* Begin RECORDS FOR PROCESSING *

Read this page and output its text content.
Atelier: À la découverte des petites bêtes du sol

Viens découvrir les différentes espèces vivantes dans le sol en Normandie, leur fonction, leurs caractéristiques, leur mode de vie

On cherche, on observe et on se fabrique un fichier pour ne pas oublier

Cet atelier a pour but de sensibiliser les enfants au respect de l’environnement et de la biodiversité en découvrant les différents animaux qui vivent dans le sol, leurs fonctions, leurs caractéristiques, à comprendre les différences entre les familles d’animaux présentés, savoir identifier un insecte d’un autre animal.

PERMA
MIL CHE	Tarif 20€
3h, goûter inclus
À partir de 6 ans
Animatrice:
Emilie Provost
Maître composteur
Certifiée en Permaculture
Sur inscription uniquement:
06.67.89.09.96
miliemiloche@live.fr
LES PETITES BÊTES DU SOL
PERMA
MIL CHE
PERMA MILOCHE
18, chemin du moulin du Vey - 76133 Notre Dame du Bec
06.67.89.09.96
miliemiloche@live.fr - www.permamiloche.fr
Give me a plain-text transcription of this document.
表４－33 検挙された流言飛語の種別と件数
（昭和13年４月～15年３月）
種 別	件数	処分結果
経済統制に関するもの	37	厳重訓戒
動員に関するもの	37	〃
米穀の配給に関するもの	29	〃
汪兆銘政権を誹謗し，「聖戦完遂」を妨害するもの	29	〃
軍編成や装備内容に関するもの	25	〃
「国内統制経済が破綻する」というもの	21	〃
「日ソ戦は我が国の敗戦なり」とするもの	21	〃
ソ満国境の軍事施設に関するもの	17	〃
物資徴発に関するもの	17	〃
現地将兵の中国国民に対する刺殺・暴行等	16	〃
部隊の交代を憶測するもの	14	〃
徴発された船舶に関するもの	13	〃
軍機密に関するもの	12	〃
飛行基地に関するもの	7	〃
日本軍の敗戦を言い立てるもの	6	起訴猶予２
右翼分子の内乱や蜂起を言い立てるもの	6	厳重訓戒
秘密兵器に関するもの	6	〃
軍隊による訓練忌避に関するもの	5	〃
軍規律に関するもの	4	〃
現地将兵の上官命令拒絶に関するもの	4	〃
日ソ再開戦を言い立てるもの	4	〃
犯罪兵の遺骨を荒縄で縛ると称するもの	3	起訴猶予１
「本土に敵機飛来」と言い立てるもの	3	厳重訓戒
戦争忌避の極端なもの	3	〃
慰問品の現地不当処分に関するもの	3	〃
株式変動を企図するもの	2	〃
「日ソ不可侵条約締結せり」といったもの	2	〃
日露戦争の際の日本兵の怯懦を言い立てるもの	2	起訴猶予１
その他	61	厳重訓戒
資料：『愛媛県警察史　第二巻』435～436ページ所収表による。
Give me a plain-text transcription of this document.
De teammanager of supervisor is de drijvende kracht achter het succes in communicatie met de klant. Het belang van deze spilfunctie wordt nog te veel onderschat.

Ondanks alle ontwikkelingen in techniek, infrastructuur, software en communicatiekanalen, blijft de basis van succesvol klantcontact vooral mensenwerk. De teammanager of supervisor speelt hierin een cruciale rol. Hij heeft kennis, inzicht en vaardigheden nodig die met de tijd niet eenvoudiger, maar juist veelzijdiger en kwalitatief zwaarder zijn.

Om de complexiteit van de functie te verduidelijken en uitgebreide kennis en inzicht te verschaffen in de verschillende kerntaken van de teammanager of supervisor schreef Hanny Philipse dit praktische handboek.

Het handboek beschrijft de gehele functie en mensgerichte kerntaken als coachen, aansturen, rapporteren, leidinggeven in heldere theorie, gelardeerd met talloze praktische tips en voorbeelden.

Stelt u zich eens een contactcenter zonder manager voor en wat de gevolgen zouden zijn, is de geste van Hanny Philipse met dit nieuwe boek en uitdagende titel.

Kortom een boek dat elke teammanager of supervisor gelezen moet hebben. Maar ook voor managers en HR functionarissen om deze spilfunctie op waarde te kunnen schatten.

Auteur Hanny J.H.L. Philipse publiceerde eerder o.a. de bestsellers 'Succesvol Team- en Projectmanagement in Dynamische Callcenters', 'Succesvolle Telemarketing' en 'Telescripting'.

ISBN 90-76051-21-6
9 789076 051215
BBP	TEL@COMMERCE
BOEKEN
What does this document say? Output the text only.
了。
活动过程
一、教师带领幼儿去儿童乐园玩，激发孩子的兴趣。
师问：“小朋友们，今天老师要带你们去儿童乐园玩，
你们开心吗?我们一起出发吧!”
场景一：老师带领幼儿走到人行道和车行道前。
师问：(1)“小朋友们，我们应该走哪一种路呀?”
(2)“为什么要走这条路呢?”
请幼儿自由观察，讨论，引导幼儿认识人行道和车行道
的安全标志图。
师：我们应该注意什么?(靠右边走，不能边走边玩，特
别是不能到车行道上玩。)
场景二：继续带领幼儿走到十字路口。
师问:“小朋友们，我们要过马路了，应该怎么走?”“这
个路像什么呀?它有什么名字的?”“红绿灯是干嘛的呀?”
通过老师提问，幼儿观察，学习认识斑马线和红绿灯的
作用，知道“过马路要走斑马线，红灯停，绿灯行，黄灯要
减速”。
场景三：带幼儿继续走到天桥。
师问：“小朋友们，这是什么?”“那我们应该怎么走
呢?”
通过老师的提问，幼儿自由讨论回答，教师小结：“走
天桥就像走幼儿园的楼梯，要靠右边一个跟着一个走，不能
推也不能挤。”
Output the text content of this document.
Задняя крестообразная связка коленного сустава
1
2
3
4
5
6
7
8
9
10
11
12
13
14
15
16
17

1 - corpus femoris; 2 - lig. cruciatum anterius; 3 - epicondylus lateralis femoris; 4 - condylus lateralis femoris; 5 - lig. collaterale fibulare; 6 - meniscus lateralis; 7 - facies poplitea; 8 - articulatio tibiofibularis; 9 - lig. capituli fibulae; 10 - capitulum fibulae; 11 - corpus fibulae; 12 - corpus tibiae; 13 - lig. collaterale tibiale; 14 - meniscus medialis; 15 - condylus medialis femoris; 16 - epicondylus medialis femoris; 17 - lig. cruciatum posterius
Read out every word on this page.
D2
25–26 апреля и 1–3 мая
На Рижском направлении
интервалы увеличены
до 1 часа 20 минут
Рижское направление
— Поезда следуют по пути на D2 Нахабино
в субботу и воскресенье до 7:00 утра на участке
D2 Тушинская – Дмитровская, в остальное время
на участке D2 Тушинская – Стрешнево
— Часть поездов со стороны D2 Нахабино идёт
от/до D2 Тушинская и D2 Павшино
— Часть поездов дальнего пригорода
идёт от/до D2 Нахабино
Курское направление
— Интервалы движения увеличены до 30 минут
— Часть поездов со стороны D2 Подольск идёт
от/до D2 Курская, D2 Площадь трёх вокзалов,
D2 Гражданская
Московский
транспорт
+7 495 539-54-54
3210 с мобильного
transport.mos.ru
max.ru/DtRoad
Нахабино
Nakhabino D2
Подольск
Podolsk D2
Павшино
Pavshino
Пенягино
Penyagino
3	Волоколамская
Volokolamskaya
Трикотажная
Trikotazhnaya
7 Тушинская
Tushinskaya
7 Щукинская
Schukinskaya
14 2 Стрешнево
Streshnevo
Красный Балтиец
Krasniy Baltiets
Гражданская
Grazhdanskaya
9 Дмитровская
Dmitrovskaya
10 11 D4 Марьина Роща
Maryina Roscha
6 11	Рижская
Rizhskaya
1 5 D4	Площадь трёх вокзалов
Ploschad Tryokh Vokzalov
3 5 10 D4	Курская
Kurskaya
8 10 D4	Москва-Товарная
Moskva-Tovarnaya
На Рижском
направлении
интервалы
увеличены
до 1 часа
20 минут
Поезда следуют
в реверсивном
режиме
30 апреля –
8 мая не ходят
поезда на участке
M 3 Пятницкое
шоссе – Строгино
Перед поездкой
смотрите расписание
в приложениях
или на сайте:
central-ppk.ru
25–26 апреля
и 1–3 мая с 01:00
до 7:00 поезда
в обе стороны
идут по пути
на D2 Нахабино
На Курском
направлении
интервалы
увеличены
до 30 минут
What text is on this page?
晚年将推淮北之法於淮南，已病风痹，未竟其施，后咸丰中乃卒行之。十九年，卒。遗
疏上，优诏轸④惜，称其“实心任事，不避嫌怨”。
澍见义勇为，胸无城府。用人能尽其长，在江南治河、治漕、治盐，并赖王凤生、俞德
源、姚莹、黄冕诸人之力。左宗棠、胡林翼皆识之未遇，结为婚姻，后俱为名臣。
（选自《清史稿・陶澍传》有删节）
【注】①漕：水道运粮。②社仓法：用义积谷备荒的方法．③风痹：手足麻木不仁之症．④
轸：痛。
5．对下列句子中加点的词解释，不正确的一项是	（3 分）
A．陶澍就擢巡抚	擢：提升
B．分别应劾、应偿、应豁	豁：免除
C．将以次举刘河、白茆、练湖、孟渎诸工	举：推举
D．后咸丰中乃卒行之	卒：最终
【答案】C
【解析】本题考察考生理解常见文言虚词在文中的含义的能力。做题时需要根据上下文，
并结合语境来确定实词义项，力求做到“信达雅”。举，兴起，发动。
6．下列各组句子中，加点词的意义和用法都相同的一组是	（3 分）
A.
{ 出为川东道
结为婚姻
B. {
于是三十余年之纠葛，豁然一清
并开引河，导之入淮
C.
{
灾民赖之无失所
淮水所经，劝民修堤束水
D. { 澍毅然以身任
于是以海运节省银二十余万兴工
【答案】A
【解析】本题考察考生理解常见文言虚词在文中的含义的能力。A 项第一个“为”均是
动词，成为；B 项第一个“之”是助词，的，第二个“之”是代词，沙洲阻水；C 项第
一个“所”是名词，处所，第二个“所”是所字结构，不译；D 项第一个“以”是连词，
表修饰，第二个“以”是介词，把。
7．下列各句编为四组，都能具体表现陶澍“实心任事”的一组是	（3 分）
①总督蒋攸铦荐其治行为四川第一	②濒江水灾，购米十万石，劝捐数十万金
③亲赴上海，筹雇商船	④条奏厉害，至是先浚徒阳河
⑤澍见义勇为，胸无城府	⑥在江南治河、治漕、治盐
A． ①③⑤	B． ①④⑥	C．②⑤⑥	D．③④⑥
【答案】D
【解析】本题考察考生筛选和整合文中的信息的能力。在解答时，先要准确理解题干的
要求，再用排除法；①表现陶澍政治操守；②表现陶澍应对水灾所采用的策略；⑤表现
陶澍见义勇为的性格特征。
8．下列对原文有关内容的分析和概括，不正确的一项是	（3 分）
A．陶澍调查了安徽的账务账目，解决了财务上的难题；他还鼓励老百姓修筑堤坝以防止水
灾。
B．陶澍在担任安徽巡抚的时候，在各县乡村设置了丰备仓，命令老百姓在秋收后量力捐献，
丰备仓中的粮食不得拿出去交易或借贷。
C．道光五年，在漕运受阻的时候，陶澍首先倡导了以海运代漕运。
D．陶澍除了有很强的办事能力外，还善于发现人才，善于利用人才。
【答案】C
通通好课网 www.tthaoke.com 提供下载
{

* End RECORDS FOR PROCESSING *

* **TASK STATEMENT**
Pull out all lines containing "text".

* **EXERCISE SOLUTION**
Read this page and output its text content.
Give me a plain-text transcription of this document.
Give me a plain-text transcription of this document.
What does this document say? Output the text only.
Output the text content of this document.
What text is on this page?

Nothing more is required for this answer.